| Instruction |
Check each line of the records for "khác"; collect those that have it.

| Dataset records |
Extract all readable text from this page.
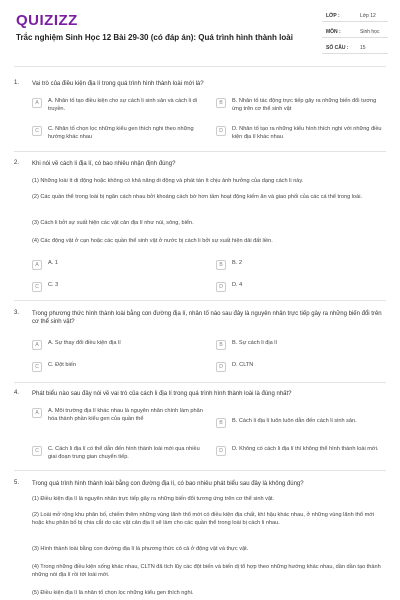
QUIZIZZ
Trắc nghiệm Sinh Học 12 Bài 29-30 (có đáp án): Quá trình hình thành loài
LỚP :	Lớp 12
MÔN :	Sinh học
SỐ CÂU : 15
1. Vai trò của điều kiện địa lí trong quá trình hình thành loài mới là?
A	A. Nhân tố tạo điều kiện cho sự cách li sinh sản và cách li di truyền.
B	B. Nhân tố tác động trực tiếp gây ra những biến đổi tương ứng trên cơ thể sinh vật
C	C. Nhân tố chọn lọc những kiểu gen thích nghi theo những hướng khác nhau
D	D. Nhân tố tạo ra những kiểu hình thích nghi với những điều kiện địa lí khác nhau
2. Khi nói về cách li địa lí, có bao nhiêu nhận định đúng?
(1) Những loài ít di động hoặc không có khả năng di động và phát tán ít chịu ảnh hưởng của dạng cách li này.
(2) Các quần thể trong loài bị ngăn cách nhau bởi khoảng cách bờ hơn tầm hoạt động kiếm ăn và giao phối của các cá thể trong loài.
(3) Cách li bởi sự xuất hiện các vật cản địa lí như núi, sông, biển.
(4) Các động vật ở cạn hoặc các quần thể sinh vật ở nước bị cách li bởi sự xuất hiện dải đất liền.
A	A. 1	B	B. 2
C	C. 3	D	D. 4
3. Trong phương thức hình thành loài bằng con đường địa lí, nhân tố nào sau đây là nguyên nhân trực tiếp gây ra những biến đổi trên cơ thể sinh vật?
A	A. Sự thay đổi điều kiện địa lí	B	B. Sự cách li địa lí
C	C. Đột biến	D	D. CLTN
4. Phát biểu nào sau đây nói về vai trò của cách li địa lí trong quá trình hình thành loài là đúng nhất?
A	A. Môi trường địa lí khác nhau là nguyên nhân chính làm phân hóa thành phần kiểu gen của quần thể
B	B. Cách li địa lí luôn luôn dẫn đến cách li sinh sản.
C	C. Cách li địa lí có thể dẫn đến hình thành loài mới qua nhiều giai đoạn trung gian chuyển tiếp.
D	D. Không có cách li địa lí thì không thể hình thành loài mới.
5. Trong quá trình hình thành loài bằng con đường địa lí, có bao nhiêu phát biểu sau đây là không đúng?
(1) Điều kiện địa lí là nguyên nhân trực tiếp gây ra những biến đổi tương ứng trên cơ thể sinh vật.
(2) Loài mở rộng khu phân bố, chiếm thêm những vùng lãnh thổ mới có điều kiện địa chất, khí hậu khác nhau, ở những vùng lãnh thổ mới hoặc khu phân bố bị chia cắt do các vật cản địa lí sẽ làm cho các quần thể trong loài bị cách li nhau.
(3) Hình thành loài bằng con đường địa lí là phương thức có cả ở động vật và thực vật.
(4) Trong những điều kiện sống khác nhau, CLTN đã tích lũy các đột biến và biến dị tổ hợp theo những hướng khác nhau, dần dần tạo thành những nòi địa lí rồi tới loài mới.
(5) Điều kiện địa lí là nhân tố chọn lọc những kiểu gen thích nghi.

| Solved problem |
C	C. Nhân tố chọn lọc những kiểu gen thích nghi theo những hướng khác nhau
D	D. Nhân tố tạo ra những kiểu hình thích nghi với những điều kiện địa lí khác nhau
A	A. Môi trường địa lí khác nhau là nguyên nhân chính làm phân hóa thành phần kiểu gen của quần thể
(2) Loài mở rộng khu phân bố, chiếm thêm những vùng lãnh thổ mới có điều kiện địa chất, khí hậu khác nhau, ở những vùng lãnh thổ mới hoặc khu phân bố bị chia cắt do các vật cản địa lí sẽ làm cho các quần thể trong loài bị cách li nhau.
(4) Trong những điều kiện sống khác nhau, CLTN đã tích lũy các đột biến và biến dị tổ hợp theo những hướng khác nhau, dần dần tạo thành những nòi địa lí rồi tới loài mới.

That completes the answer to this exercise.